## Task statement
Report back each line of the records that contains the string "xlabel".

Some records:
-------------------------
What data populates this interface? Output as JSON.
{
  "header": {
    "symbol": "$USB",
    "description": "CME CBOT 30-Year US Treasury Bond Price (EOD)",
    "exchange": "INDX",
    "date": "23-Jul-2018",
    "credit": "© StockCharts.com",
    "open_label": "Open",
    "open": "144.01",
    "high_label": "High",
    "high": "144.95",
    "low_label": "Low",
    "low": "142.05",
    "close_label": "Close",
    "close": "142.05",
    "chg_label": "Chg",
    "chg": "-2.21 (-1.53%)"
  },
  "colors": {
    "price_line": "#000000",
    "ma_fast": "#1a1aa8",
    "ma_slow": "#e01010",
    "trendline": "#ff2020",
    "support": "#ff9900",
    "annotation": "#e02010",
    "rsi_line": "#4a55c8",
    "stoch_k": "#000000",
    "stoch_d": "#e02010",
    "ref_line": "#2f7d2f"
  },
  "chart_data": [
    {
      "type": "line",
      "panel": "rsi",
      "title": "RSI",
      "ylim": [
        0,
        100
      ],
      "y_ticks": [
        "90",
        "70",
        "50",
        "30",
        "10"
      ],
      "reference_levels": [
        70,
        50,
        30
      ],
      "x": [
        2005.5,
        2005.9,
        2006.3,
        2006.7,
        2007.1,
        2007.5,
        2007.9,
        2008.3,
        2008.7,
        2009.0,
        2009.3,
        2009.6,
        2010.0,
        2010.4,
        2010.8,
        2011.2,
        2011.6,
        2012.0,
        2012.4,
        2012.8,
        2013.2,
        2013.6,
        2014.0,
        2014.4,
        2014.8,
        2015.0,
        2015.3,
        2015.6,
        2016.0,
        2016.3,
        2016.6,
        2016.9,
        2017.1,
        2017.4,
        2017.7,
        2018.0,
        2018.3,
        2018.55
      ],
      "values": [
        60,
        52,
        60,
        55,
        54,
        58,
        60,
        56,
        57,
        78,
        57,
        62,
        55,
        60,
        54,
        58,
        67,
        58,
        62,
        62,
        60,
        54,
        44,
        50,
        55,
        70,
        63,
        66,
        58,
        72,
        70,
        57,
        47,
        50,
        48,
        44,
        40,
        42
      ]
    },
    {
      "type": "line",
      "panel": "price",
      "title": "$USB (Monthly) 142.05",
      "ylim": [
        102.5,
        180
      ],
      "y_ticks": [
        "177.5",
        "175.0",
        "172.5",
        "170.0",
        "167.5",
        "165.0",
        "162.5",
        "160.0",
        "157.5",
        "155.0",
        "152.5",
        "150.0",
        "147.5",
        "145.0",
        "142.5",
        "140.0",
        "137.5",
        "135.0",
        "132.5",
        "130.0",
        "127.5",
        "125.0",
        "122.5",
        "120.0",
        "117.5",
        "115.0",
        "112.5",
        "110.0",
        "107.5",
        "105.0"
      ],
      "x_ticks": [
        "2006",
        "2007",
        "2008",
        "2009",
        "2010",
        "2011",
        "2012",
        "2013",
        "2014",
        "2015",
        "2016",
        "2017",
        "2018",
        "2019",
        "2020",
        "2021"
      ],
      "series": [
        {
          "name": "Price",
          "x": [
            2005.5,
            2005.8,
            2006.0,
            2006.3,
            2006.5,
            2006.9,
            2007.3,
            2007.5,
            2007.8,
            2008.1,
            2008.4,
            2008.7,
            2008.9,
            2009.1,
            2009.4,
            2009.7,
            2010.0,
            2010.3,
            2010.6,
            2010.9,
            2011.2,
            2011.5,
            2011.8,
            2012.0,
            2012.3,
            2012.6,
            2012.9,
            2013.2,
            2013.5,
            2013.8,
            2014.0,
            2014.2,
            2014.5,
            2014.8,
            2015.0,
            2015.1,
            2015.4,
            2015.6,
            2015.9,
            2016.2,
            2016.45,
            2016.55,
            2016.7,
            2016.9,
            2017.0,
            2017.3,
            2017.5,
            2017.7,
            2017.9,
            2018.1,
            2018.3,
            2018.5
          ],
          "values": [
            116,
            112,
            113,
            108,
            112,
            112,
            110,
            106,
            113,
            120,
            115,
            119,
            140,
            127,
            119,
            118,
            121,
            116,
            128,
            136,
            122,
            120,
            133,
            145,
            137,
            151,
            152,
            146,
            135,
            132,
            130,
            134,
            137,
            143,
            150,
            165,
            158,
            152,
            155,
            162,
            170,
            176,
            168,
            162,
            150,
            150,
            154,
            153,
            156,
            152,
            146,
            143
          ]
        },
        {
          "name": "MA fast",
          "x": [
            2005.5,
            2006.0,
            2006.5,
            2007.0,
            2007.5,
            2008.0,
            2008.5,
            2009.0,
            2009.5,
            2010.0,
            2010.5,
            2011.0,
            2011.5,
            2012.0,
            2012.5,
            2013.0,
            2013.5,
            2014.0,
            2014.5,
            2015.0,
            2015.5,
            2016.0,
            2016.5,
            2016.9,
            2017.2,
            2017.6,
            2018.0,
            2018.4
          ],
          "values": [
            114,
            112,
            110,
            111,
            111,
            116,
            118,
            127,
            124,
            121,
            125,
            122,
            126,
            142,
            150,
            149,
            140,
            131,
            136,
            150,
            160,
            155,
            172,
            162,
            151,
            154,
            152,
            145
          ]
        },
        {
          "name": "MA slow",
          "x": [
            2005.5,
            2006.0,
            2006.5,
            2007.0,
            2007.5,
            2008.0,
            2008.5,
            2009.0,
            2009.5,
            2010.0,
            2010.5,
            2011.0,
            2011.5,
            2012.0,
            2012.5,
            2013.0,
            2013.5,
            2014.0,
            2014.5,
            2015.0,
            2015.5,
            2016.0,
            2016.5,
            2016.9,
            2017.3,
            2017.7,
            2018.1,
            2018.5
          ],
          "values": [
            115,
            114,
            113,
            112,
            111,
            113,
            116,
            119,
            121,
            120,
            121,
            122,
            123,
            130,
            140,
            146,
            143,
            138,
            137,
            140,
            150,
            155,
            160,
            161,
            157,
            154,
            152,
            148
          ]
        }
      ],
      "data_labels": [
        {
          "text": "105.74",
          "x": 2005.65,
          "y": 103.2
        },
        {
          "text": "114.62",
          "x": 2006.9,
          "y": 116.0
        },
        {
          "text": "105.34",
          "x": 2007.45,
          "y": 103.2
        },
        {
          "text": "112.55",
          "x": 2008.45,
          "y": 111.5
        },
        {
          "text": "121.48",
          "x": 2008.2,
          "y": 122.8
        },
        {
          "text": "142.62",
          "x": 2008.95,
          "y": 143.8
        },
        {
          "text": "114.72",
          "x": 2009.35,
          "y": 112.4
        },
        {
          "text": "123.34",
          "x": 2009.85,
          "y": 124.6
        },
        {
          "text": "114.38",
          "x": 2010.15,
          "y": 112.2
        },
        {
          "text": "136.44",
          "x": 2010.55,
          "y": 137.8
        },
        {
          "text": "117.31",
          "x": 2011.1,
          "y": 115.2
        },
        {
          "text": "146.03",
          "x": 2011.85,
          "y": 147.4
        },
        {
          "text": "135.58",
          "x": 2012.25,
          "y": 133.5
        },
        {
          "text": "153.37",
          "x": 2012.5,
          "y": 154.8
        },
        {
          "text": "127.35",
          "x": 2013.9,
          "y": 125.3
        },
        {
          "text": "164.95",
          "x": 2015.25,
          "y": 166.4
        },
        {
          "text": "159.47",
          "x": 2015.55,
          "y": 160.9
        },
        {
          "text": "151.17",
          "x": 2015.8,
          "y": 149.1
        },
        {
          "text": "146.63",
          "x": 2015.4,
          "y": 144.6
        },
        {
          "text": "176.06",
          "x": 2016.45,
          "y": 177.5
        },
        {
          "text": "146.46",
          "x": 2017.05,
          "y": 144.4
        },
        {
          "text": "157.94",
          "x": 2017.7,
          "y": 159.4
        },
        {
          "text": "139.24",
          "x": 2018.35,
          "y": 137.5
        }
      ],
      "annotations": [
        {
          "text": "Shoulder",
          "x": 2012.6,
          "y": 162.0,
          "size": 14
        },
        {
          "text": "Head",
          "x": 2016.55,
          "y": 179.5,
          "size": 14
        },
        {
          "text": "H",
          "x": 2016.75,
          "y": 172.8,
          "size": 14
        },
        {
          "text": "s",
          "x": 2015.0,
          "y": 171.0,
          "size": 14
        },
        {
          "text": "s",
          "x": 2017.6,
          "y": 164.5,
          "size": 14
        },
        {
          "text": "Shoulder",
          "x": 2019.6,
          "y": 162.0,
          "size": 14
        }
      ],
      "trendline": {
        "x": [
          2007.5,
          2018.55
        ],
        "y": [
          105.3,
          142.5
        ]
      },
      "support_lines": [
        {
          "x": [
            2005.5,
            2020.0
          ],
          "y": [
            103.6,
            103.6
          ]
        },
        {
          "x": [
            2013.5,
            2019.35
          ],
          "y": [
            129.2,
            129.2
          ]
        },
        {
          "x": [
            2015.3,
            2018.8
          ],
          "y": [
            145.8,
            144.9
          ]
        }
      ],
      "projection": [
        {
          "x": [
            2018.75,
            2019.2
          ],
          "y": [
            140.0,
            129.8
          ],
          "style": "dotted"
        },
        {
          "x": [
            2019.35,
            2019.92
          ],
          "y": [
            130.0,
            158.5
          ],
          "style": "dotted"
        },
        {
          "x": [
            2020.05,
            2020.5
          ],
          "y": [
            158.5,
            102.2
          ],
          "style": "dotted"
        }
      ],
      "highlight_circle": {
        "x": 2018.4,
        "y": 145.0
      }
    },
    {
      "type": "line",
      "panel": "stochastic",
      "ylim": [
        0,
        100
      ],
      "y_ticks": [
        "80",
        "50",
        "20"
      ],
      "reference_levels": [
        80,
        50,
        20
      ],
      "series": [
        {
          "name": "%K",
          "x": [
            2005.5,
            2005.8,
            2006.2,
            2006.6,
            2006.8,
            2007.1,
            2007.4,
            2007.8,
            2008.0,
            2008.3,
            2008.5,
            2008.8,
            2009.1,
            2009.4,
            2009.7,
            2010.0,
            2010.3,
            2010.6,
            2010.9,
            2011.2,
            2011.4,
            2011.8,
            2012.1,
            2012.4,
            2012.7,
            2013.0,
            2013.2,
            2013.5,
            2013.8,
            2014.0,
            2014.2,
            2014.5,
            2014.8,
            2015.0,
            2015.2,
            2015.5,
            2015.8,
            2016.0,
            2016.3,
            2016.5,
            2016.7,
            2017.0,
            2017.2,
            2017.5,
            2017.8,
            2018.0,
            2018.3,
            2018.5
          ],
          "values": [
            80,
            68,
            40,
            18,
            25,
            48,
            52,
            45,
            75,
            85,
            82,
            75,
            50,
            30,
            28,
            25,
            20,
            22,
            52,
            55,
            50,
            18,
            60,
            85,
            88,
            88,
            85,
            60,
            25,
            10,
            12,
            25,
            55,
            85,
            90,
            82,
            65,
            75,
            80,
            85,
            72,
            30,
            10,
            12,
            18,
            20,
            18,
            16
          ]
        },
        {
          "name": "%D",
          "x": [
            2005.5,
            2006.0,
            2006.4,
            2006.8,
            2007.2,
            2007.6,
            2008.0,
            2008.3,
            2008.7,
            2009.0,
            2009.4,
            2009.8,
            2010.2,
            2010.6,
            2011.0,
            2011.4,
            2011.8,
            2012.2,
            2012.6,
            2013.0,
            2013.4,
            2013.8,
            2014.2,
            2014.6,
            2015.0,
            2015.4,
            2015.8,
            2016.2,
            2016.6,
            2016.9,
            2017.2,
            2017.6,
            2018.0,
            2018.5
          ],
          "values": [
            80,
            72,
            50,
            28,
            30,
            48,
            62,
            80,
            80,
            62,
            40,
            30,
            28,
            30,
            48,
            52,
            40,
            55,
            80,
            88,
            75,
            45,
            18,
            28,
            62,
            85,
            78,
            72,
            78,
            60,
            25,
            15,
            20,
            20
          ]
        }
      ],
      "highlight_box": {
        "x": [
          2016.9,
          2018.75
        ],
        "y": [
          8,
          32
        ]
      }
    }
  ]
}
-------------------------
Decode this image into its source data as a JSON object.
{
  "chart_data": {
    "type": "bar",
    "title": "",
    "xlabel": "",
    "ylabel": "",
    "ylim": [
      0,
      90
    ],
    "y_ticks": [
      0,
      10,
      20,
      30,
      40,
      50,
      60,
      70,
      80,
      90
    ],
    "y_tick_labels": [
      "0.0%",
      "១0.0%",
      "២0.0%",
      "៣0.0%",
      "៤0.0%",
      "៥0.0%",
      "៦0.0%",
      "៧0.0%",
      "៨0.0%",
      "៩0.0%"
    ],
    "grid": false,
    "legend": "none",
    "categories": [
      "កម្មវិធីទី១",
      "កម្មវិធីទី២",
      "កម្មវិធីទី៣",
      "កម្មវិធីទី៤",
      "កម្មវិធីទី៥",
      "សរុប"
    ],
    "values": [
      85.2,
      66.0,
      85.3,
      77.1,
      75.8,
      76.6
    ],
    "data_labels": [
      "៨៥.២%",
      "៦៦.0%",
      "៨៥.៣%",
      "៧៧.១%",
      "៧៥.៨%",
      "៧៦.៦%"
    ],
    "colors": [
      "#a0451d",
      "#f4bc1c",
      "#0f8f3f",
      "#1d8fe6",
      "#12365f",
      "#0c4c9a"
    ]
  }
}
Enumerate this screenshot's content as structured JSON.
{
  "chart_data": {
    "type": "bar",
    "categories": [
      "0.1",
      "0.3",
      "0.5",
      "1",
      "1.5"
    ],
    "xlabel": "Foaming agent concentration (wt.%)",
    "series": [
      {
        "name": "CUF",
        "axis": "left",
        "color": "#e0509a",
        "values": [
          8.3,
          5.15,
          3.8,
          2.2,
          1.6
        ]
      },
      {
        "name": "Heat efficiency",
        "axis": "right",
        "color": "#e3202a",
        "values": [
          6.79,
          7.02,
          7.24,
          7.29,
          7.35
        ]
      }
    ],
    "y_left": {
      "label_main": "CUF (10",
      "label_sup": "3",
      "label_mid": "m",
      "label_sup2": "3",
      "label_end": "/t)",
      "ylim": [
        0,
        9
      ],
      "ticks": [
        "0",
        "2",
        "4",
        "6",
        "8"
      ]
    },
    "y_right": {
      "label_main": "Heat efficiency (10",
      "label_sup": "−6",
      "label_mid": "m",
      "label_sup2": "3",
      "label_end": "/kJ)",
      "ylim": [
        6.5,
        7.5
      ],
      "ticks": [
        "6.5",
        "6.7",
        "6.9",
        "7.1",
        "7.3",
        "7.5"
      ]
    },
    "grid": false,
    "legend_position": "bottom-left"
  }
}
-------------------------
## Written answer
    "xlabel": "",
    "xlabel": "Foaming agent concentration (wt.%)",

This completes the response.